> [REQUIRED TASK]
In the entries that follow, how many lines contain the word "html"? Answer with the number only.

> [INPUT RECORDS]
☆ ☆ ☆ ☆ ☆ ☆ ☆

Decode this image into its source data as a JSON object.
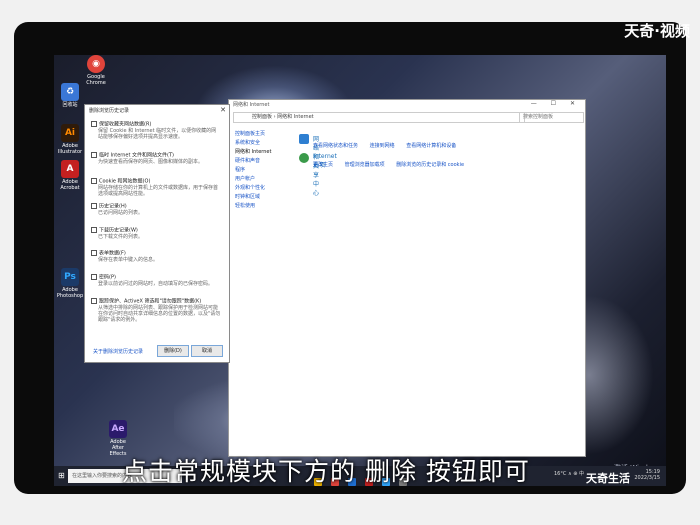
{
  "watermark": "天奇·视频",
  "brand": "天奇生活",
  "subtitle": "点击常规模块下方的 删除 按钮即可",
  "desktop_icons": [
    {
      "label": "回收站",
      "color": "#3a77d6",
      "glyph": "♻"
    },
    {
      "label": "Google Chrome",
      "color": "#e0443b",
      "glyph": "◉"
    },
    {
      "label": "Adobe Acrobat",
      "color": "#c42020",
      "glyph": "A"
    },
    {
      "label": "Adobe Photoshop",
      "color": "#1b3a68",
      "glyph": "Ps"
    },
    {
      "label": "Adobe Illustrator",
      "color": "#ff8a00",
      "glyph": "Ai"
    },
    {
      "label": "Adobe After Effects",
      "color": "#2b1a6b",
      "glyph": "Ae"
    }
  ],
  "dialog": {
    "title": "删除浏览历史记录",
    "options": [
      {
        "label": "保留收藏夹网站数据(R)",
        "desc": "保留 Cookie 和 Internet 临时文件，以便你收藏的网站能够保存偏好选项并提高显示速度。"
      },
      {
        "label": "临时 Internet 文件和网站文件(T)",
        "desc": "为快速查看而保存的网页、图像和媒体的副本。"
      },
      {
        "label": "Cookie 和网站数据(O)",
        "desc": "网站存储在你的计算机上的文件或数据库，用于保存首选项或提高网站性能。"
      },
      {
        "label": "历史记录(H)",
        "desc": "已访问网站的列表。"
      },
      {
        "label": "下载历史记录(W)",
        "desc": "已下载文件的列表。"
      },
      {
        "label": "表单数据(F)",
        "desc": "保存在表单中键入的信息。"
      },
      {
        "label": "密码(P)",
        "desc": "登录以前访问过的网站时，自动填写的已保存密码。"
      },
      {
        "label": "跟踪保护、ActiveX 筛选和\"请勿跟踪\"数据(K)",
        "desc": "从筛选中排除的网站列表、跟踪保护用于检测网站可能在你访问时自动共享详细信息的位置的数据，以及\"请勿跟踪\"请求的例外。"
      }
    ],
    "link": "关于删除浏览历史记录",
    "delete_button": "删除(D)",
    "cancel_button": "取消"
  },
  "control_panel": {
    "title": "网络和 Internet",
    "breadcrumb": "控制面板 › 网络和 Internet",
    "search_placeholder": "搜索控制面板",
    "sidebar": [
      "控制面板主页",
      "系统和安全",
      "网络和 Internet",
      "硬件和声音",
      "程序",
      "用户帐户",
      "外观和个性化",
      "时钟和区域",
      "轻松使用"
    ],
    "sections": [
      {
        "head": "网络和共享中心",
        "links": [
          "查看网络状态和任务",
          "连接到网络",
          "查看网络计算机和设备"
        ]
      },
      {
        "head": "Internet 选项",
        "links": [
          "更改主页",
          "管理浏览器加载项",
          "删除浏览的历史记录和 cookie"
        ]
      }
    ]
  },
  "taskbar": {
    "search_placeholder": "在这里输入你要搜索的内容",
    "tray": "16°C  ∧ ⊕ 中",
    "time": "15:19",
    "date": "2022/3/15"
  },
  "activate_windows": "激活 Windows"
}
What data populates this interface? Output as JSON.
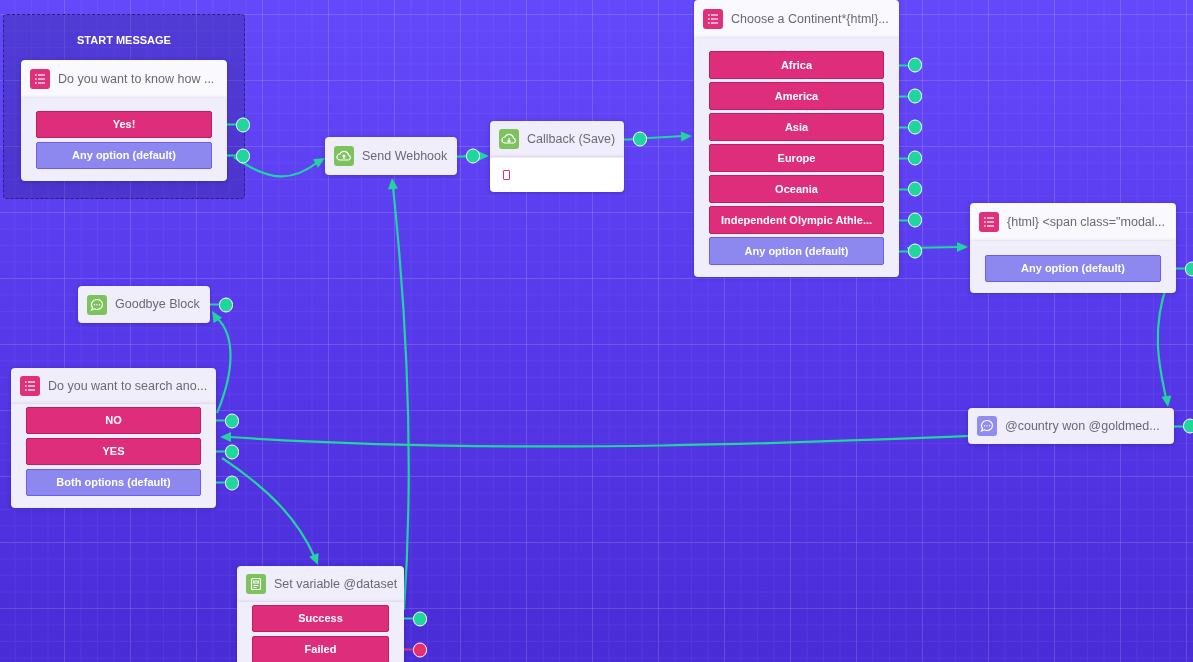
{
  "canvas": {
    "groups": [
      {
        "title": "START MESSAGE"
      }
    ],
    "nodes": [
      {
        "kind": "question",
        "title": "Do you want to know how ...",
        "options": [
          {
            "label": "Yes!",
            "kind": "choice"
          },
          {
            "label": "Any option (default)",
            "kind": "default"
          }
        ]
      },
      {
        "kind": "webhook",
        "title": "Send Webhook"
      },
      {
        "kind": "callback",
        "title": "Callback (Save)"
      },
      {
        "kind": "question",
        "title": "Choose a Continent*{html}...",
        "options": [
          {
            "label": "Africa",
            "kind": "choice"
          },
          {
            "label": "America",
            "kind": "choice"
          },
          {
            "label": "Asia",
            "kind": "choice"
          },
          {
            "label": "Europe",
            "kind": "choice"
          },
          {
            "label": "Oceania",
            "kind": "choice"
          },
          {
            "label": "Independent Olympic Athle...",
            "kind": "choice"
          },
          {
            "label": "Any option (default)",
            "kind": "default"
          }
        ]
      },
      {
        "kind": "question",
        "title": "{html} <span class=\"modal...",
        "options": [
          {
            "label": "Any option (default)",
            "kind": "default"
          }
        ]
      },
      {
        "kind": "goodbye",
        "title": "Goodbye Block"
      },
      {
        "kind": "question",
        "title": "Do you want to search ano...",
        "options": [
          {
            "label": "NO",
            "kind": "choice"
          },
          {
            "label": "YES",
            "kind": "choice"
          },
          {
            "label": "Both options (default)",
            "kind": "default"
          }
        ]
      },
      {
        "kind": "message",
        "title": "@country won @goldmed..."
      },
      {
        "kind": "variable",
        "title": "Set variable @dataset",
        "options": [
          {
            "label": "Success",
            "kind": "choice",
            "color": "#1fd69e"
          },
          {
            "label": "Failed",
            "kind": "choice",
            "color": "#e5306f"
          }
        ]
      }
    ]
  }
}
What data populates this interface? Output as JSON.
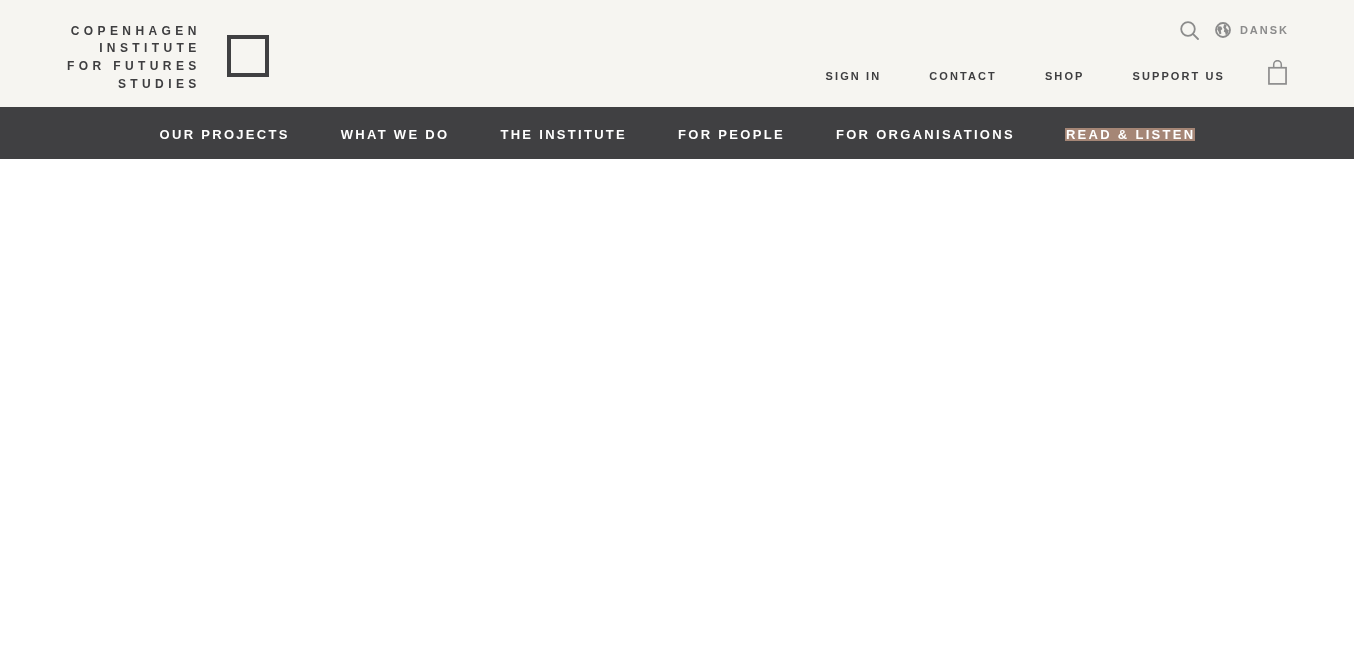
{
  "logo": {
    "lines": [
      "COPENHAGEN",
      "INSTITUTE",
      "FOR FUTURES",
      "STUDIES"
    ]
  },
  "utility": {
    "language": "DANSK"
  },
  "top_links": [
    {
      "label": "SIGN IN"
    },
    {
      "label": "CONTACT"
    },
    {
      "label": "SHOP"
    },
    {
      "label": "SUPPORT US"
    }
  ],
  "nav": [
    {
      "label": "OUR PROJECTS",
      "selected": false
    },
    {
      "label": "WHAT WE DO",
      "selected": false
    },
    {
      "label": "THE INSTITUTE",
      "selected": false
    },
    {
      "label": "FOR PEOPLE",
      "selected": false
    },
    {
      "label": "FOR ORGANISATIONS",
      "selected": false
    },
    {
      "label": "READ & LISTEN",
      "selected": true
    }
  ]
}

☆ ☆ ☆ ☆ ☆ ☆ ☆

> [FINISHED EXERCISE]
2